══ MATERIAL

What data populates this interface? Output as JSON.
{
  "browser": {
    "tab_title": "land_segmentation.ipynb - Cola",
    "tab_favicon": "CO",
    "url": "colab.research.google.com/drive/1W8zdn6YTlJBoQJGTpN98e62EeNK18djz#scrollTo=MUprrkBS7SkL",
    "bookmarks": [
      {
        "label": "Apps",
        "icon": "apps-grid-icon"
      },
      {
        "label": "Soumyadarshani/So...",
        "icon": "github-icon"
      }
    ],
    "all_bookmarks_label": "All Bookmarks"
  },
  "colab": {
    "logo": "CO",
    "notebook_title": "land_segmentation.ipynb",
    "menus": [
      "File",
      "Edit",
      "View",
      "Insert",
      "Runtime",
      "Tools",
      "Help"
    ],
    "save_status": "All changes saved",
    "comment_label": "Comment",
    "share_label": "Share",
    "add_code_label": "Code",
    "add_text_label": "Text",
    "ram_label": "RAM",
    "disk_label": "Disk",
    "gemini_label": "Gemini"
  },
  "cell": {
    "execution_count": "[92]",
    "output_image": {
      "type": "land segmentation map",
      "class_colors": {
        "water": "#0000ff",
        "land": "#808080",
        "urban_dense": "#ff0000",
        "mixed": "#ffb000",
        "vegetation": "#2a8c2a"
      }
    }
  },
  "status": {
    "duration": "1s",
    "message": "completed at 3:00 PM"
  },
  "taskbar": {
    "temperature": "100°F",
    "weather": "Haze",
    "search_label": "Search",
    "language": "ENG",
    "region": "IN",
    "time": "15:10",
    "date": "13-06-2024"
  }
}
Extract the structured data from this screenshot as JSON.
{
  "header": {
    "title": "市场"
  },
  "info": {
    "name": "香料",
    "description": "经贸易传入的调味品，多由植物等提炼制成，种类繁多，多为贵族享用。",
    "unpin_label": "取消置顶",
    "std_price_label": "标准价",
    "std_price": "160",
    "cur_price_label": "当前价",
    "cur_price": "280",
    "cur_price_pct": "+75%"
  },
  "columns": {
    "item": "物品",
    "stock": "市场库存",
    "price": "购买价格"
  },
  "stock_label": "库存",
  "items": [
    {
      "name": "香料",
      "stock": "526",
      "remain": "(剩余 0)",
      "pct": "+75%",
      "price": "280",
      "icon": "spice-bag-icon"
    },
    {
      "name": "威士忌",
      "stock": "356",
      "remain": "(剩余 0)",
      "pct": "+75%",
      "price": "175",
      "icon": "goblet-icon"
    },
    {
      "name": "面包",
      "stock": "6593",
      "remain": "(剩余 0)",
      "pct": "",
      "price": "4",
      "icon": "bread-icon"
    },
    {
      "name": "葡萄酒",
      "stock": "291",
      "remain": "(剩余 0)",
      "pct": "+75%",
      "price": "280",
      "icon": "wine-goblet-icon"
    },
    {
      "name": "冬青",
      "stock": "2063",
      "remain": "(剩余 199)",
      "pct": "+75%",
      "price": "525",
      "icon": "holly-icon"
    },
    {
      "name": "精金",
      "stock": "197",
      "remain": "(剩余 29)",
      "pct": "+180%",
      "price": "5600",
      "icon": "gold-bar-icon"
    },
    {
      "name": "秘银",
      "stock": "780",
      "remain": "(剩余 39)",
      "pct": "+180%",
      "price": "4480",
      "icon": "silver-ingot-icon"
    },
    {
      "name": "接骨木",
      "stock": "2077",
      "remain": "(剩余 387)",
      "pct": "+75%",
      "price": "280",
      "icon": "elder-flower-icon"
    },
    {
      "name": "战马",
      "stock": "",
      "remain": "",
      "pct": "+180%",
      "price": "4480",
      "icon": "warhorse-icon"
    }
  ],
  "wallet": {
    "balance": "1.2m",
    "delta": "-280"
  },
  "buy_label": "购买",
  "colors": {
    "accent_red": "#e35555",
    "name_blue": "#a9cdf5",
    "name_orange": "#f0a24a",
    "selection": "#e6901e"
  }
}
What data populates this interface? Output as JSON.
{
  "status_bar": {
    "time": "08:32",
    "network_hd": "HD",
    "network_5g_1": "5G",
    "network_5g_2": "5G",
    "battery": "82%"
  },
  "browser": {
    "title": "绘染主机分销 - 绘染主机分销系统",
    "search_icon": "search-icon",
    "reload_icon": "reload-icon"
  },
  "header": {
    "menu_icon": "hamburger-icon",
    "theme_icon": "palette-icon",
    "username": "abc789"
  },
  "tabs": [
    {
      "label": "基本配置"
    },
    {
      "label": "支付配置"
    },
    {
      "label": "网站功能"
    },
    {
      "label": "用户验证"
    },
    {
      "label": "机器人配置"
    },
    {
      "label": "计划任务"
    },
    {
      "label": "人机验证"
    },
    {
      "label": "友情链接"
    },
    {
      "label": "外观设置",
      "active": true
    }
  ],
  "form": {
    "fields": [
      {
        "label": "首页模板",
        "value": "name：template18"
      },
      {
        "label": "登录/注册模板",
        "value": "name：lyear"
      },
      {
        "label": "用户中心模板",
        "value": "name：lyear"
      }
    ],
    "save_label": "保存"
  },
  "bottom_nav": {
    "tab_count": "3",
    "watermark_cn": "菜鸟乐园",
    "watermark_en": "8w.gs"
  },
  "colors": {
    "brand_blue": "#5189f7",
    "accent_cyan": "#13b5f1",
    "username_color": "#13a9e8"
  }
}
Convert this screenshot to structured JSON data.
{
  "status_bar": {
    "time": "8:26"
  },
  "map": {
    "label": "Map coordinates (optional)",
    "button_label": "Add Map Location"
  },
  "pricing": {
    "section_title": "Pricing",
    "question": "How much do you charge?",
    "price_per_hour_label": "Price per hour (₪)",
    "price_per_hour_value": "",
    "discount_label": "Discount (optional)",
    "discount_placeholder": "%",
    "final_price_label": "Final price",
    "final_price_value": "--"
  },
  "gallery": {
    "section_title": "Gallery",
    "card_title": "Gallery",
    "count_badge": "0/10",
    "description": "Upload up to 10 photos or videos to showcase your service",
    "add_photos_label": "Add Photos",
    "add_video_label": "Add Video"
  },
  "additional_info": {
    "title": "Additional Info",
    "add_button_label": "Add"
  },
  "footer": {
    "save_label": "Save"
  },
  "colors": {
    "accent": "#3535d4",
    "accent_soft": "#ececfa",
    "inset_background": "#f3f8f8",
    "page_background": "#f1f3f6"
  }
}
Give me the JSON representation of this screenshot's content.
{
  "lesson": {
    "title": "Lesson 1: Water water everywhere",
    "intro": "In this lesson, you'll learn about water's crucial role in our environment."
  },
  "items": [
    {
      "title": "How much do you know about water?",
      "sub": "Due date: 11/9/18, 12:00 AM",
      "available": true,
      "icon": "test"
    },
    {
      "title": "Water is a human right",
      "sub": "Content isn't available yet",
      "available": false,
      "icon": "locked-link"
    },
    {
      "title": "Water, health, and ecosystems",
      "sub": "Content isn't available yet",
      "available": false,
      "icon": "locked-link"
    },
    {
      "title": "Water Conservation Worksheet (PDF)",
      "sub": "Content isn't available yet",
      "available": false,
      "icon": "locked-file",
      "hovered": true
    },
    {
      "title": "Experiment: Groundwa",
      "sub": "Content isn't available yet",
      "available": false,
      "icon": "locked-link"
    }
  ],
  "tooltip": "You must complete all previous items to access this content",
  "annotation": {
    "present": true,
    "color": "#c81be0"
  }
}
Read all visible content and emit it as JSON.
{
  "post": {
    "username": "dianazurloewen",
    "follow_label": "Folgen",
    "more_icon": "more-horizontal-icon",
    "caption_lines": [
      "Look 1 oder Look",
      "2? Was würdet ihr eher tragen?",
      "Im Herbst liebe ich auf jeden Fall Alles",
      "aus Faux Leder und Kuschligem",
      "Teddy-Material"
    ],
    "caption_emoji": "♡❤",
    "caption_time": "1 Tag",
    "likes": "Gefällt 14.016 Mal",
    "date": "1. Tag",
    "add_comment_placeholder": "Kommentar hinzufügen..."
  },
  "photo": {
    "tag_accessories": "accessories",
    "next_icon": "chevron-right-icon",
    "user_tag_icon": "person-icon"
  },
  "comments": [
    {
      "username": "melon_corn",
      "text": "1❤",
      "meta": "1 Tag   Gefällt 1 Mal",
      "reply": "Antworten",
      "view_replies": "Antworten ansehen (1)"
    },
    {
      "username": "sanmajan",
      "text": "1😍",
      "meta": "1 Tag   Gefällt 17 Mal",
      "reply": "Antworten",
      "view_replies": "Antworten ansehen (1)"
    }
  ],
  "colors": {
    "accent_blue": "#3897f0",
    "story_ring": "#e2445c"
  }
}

════

### STATED TASK:
Identify the lines in the records above that contain the word "goblet", then state how many there are and nothing more.

### ANSWER TO THIS EXERCISE:
2